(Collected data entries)
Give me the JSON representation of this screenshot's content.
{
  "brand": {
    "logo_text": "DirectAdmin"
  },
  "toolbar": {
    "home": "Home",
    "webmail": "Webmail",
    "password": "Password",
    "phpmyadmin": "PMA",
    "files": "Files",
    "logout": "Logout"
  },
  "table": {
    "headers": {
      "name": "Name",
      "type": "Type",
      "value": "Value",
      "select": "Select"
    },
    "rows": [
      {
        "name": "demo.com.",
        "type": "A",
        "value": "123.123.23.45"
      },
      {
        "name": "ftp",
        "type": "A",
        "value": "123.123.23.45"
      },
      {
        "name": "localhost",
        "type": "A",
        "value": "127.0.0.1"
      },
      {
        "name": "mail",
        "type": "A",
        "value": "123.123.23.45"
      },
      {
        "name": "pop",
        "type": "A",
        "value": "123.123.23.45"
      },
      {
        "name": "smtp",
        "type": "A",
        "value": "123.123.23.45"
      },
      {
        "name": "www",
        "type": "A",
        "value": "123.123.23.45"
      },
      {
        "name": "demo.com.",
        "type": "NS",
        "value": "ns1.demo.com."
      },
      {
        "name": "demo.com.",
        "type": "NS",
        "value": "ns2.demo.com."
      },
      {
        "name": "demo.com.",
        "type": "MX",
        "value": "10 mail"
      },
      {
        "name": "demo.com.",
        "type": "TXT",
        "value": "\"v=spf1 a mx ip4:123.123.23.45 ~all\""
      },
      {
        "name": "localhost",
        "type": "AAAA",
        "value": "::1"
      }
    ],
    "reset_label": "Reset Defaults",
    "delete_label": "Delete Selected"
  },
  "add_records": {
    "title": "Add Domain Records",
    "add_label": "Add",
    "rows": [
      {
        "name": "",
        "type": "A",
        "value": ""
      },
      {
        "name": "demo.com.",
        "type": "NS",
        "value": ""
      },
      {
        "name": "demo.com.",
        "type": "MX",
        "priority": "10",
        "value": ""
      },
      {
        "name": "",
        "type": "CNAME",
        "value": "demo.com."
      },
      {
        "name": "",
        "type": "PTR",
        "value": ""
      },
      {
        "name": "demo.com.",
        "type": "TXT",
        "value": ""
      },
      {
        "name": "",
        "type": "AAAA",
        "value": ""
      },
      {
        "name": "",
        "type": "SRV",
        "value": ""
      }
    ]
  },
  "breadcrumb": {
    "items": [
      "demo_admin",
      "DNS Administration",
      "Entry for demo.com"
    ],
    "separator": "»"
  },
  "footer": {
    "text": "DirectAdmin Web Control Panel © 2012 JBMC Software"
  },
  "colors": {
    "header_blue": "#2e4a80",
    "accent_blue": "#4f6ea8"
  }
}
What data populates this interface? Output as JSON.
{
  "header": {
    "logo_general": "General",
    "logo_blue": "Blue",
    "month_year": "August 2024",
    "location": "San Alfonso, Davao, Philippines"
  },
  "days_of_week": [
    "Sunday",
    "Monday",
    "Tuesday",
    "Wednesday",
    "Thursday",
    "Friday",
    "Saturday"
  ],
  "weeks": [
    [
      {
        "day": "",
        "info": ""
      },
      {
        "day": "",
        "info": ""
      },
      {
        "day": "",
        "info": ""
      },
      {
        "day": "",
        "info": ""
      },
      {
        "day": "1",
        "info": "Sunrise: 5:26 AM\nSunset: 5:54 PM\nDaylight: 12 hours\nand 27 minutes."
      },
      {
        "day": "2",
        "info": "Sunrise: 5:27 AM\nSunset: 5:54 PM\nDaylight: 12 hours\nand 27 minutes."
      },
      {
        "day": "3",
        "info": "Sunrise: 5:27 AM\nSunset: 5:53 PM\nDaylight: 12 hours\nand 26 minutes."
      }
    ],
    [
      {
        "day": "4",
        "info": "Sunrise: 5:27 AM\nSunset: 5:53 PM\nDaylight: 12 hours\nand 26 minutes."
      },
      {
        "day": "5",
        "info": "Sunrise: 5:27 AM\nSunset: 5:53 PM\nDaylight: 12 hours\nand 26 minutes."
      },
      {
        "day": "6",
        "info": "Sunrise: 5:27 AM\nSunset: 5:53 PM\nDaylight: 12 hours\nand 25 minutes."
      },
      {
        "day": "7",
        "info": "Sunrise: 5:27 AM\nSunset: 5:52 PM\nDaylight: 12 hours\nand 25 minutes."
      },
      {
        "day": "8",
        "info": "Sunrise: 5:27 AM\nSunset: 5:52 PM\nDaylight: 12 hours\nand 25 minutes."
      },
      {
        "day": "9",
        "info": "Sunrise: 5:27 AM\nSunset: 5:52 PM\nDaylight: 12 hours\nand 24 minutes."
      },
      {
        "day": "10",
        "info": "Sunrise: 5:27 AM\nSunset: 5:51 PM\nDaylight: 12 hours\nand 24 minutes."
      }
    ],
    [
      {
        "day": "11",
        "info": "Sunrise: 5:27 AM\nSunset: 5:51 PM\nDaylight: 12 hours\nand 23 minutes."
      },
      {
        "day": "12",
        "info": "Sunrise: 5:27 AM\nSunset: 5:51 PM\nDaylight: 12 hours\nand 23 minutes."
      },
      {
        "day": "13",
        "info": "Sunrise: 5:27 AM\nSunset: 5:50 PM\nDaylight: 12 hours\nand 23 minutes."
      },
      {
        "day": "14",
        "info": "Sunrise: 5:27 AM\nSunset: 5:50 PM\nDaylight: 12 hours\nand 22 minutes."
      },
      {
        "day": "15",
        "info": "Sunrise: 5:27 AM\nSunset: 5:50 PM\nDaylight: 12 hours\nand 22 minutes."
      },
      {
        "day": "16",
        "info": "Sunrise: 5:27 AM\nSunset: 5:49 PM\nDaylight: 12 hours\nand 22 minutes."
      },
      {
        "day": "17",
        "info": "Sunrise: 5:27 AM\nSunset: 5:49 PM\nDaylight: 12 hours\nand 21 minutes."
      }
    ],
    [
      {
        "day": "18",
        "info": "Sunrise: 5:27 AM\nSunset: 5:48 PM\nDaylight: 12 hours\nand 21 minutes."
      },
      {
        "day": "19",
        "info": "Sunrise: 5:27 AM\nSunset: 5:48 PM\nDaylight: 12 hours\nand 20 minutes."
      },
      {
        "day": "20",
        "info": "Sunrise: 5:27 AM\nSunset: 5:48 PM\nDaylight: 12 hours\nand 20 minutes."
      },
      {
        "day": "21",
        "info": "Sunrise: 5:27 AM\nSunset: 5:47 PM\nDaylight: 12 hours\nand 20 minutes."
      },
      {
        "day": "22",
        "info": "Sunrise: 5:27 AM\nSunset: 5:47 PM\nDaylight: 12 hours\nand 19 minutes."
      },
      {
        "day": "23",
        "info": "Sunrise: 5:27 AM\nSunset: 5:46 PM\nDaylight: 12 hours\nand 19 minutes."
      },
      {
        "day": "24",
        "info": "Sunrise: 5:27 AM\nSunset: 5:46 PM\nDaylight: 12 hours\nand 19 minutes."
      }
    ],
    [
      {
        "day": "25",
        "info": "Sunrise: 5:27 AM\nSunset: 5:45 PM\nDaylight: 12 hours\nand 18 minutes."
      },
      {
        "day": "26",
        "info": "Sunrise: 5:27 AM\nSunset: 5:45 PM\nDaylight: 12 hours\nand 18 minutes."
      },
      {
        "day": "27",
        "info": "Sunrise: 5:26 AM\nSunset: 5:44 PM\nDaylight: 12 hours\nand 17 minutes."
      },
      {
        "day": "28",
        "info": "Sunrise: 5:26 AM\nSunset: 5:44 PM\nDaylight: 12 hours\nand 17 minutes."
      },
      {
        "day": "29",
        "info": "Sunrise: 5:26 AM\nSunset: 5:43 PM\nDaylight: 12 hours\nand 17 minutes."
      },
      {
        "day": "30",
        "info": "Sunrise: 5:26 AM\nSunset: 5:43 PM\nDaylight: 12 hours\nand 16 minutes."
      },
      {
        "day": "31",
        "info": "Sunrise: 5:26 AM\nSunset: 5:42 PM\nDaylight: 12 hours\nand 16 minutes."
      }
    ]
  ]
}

- _Request_
Above are the records; copy every line in them that holds the word "JSON".

- _Solved exercise_
Give me the JSON representation of this screenshot's content.
What data populates this interface? Output as JSON.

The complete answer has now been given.